● TASK STATEMENT
From the entries provided below, copy each line that contains the word "this".

START RECORD SET

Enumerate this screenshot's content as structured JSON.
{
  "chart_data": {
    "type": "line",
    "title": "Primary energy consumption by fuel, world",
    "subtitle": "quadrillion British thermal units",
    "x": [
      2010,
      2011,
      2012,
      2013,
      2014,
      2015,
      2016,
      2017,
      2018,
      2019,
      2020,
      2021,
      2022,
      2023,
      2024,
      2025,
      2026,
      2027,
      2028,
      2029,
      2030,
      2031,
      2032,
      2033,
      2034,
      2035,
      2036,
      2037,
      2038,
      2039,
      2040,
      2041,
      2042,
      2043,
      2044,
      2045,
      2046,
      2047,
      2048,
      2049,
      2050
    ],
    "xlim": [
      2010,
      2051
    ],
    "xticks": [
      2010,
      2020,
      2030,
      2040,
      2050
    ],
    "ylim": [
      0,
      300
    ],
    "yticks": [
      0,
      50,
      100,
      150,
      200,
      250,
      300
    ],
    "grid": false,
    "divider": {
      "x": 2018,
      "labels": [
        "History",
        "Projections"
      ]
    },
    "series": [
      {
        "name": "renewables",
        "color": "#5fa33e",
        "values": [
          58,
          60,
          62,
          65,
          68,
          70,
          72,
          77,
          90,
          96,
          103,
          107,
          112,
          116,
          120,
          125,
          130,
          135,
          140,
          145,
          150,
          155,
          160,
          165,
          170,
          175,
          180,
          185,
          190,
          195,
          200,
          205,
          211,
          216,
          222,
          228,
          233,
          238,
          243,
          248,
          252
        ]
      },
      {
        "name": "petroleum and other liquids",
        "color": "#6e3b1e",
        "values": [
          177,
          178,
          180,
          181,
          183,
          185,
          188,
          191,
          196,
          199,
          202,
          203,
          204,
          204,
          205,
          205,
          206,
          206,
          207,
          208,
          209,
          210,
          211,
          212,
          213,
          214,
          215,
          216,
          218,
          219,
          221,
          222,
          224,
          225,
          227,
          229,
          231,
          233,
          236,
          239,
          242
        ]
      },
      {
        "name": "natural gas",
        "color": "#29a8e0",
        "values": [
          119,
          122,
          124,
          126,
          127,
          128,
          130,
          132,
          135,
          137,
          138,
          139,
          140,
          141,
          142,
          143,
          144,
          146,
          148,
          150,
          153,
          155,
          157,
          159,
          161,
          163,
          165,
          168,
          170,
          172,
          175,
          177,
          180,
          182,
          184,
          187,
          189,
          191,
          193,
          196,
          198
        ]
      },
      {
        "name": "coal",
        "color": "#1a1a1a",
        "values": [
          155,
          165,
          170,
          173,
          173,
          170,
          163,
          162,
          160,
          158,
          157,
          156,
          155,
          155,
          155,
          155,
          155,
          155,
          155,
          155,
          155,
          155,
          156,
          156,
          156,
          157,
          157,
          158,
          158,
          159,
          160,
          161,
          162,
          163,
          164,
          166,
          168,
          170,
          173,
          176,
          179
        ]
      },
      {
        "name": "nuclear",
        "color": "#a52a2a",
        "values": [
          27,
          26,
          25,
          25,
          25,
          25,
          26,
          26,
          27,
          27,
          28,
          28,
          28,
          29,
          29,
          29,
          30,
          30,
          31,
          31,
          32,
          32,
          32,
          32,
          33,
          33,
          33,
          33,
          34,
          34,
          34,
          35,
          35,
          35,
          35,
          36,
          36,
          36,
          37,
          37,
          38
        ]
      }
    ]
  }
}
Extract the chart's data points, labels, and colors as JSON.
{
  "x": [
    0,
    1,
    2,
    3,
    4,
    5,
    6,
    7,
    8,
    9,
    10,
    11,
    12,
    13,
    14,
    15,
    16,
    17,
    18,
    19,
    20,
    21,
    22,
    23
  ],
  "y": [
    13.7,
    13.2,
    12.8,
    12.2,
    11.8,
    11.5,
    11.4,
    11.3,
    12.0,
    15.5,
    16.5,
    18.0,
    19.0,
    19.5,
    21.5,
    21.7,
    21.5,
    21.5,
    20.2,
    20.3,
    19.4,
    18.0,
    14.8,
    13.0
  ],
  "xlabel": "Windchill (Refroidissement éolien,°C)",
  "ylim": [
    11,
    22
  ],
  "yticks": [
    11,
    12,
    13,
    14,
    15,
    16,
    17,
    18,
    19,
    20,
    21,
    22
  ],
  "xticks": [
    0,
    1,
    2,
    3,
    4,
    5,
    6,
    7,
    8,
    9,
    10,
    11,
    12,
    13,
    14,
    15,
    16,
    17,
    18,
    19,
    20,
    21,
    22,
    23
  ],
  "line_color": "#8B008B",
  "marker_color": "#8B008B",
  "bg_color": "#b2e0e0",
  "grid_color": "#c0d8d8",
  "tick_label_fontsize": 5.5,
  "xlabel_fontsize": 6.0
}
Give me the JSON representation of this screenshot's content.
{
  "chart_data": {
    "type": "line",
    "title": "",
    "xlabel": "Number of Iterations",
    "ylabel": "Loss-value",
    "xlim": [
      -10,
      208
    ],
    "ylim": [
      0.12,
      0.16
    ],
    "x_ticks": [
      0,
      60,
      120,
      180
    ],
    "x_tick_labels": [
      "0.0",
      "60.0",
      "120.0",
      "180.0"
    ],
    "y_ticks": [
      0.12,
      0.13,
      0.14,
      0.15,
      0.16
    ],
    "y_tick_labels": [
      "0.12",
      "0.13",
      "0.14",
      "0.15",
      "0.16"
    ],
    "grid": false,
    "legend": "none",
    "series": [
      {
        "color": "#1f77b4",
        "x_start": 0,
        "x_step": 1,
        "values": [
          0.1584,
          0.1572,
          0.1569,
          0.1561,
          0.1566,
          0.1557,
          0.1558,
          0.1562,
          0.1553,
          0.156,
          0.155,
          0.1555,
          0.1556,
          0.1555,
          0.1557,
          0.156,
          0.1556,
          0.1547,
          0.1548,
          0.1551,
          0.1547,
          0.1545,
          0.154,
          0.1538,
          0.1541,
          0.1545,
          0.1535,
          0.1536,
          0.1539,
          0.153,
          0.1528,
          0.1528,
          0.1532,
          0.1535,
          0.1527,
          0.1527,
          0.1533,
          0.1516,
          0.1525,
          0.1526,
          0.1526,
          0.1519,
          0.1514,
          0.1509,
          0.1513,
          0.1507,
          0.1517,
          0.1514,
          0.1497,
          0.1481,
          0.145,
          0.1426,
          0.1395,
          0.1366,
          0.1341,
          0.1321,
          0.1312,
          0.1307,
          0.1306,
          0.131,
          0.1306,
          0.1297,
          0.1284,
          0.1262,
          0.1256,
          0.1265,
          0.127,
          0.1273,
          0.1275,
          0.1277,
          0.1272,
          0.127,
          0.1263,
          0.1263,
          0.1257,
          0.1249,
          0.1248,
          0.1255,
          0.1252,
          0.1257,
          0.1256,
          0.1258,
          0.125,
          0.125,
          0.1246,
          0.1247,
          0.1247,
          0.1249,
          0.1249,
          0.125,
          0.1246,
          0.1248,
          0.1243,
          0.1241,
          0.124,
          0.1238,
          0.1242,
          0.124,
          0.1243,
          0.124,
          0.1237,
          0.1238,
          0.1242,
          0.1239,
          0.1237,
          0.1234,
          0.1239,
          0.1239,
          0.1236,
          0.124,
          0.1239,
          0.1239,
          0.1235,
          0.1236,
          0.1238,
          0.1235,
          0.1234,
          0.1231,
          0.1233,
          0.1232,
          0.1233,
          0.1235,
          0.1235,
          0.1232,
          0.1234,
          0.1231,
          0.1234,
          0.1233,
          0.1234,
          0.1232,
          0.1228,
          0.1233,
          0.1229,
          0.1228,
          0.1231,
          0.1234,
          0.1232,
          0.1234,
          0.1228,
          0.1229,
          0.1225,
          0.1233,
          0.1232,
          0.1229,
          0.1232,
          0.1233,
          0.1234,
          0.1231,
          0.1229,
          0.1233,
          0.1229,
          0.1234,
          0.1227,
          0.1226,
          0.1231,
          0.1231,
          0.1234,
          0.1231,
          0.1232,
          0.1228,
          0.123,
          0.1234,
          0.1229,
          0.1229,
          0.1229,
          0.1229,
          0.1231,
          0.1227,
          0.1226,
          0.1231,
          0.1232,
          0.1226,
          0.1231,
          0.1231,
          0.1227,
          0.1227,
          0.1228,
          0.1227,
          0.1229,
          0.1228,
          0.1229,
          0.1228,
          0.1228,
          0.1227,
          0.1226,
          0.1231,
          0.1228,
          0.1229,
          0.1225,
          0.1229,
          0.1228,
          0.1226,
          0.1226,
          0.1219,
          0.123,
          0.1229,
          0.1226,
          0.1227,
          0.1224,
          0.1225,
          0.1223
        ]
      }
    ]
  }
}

END RECORD SET

● ANSWER IN FULL
Enumerate this screenshot's content as structured JSON.
Give me the JSON representation of this screenshot's content.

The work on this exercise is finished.